## What the task asks
Go through the entries below and pick out every line with "learning".

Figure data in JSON
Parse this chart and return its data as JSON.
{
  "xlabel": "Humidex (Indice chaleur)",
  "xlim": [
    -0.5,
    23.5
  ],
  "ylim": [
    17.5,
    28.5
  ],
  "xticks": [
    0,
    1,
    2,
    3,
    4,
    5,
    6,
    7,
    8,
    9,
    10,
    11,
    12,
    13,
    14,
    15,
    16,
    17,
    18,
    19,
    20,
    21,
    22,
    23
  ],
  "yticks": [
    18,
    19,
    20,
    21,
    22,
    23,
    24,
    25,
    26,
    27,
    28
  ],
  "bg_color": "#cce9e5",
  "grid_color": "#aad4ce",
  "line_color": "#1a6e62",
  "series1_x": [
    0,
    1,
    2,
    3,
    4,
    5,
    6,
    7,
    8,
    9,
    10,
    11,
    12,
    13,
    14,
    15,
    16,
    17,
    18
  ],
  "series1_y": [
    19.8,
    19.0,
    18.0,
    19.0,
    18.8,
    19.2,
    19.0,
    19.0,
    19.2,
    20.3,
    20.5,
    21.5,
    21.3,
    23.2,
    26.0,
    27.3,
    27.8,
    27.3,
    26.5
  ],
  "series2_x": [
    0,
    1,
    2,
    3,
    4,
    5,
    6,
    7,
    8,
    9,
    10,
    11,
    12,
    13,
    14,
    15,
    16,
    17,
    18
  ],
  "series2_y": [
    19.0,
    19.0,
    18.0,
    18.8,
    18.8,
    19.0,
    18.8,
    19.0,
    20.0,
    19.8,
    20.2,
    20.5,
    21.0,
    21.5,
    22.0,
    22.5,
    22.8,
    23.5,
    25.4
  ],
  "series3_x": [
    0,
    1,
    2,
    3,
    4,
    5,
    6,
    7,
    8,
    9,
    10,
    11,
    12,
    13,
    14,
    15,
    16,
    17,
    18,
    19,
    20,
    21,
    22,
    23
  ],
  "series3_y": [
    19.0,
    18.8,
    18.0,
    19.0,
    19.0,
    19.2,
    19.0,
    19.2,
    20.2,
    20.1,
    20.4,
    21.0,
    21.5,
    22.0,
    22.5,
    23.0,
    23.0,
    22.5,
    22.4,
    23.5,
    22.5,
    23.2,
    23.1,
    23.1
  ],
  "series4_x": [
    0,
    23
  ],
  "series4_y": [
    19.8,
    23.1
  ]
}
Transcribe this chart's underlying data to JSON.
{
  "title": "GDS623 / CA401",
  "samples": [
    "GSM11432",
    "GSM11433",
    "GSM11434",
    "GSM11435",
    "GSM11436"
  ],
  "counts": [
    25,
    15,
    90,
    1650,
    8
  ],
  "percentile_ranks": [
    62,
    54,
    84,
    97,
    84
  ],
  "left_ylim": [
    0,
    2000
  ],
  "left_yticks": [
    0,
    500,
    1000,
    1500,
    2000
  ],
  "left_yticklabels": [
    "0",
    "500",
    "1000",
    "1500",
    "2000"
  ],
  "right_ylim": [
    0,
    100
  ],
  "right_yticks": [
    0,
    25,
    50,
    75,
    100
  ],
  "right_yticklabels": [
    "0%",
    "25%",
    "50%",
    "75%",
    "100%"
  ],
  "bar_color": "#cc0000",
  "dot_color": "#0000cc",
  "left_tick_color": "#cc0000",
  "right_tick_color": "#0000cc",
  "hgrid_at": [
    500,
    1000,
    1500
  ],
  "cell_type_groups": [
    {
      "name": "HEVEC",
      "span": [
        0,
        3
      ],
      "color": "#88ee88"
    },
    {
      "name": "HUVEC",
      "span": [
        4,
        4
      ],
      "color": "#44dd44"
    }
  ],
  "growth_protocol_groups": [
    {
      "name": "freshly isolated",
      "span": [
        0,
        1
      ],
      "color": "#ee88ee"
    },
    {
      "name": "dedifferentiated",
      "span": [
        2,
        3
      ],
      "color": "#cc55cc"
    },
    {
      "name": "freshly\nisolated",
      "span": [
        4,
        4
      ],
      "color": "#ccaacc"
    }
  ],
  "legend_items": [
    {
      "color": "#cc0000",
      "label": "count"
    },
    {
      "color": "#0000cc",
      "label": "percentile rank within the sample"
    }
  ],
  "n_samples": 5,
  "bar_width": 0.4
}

...

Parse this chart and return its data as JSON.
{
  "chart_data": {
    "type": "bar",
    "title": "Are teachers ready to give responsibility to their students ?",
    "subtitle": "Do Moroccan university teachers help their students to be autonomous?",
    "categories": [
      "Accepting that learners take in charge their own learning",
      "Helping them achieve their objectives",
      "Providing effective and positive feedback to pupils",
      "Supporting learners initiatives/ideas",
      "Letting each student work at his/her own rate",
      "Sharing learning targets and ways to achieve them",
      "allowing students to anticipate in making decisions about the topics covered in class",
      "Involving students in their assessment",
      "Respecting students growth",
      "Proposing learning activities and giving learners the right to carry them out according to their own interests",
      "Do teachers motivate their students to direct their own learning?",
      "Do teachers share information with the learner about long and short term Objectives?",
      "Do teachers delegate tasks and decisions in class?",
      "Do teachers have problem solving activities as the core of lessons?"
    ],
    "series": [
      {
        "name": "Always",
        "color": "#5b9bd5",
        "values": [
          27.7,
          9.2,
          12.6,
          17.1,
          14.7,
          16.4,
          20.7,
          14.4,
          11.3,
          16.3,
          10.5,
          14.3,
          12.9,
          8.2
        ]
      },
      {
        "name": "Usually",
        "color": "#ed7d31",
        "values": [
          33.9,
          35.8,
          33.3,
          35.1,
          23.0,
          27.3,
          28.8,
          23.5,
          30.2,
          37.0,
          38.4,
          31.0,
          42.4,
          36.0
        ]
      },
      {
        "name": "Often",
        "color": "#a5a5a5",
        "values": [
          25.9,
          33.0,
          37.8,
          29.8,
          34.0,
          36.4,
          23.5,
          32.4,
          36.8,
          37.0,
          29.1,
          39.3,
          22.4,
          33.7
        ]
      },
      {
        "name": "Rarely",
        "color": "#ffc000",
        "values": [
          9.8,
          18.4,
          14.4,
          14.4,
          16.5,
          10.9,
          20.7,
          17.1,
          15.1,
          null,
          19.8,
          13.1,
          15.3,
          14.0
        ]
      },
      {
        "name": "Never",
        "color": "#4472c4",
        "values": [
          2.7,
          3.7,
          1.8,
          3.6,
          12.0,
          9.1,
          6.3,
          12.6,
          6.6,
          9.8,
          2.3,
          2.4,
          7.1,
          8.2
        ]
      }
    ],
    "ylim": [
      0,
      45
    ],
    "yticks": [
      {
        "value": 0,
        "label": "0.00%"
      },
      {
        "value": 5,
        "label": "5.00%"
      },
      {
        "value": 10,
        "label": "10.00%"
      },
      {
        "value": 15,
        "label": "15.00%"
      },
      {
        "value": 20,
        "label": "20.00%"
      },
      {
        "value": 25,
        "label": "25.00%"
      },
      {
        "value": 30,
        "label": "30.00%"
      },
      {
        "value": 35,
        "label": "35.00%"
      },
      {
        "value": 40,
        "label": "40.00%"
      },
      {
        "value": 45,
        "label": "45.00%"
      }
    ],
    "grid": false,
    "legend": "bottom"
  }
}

## Result of this task
      "Accepting that learners take in charge their own learning",
      "Sharing learning targets and ways to achieve them",
      "Proposing learning activities and giving learners the right to carry them out according to their own interests",
      "Do teachers motivate their students to direct their own learning?",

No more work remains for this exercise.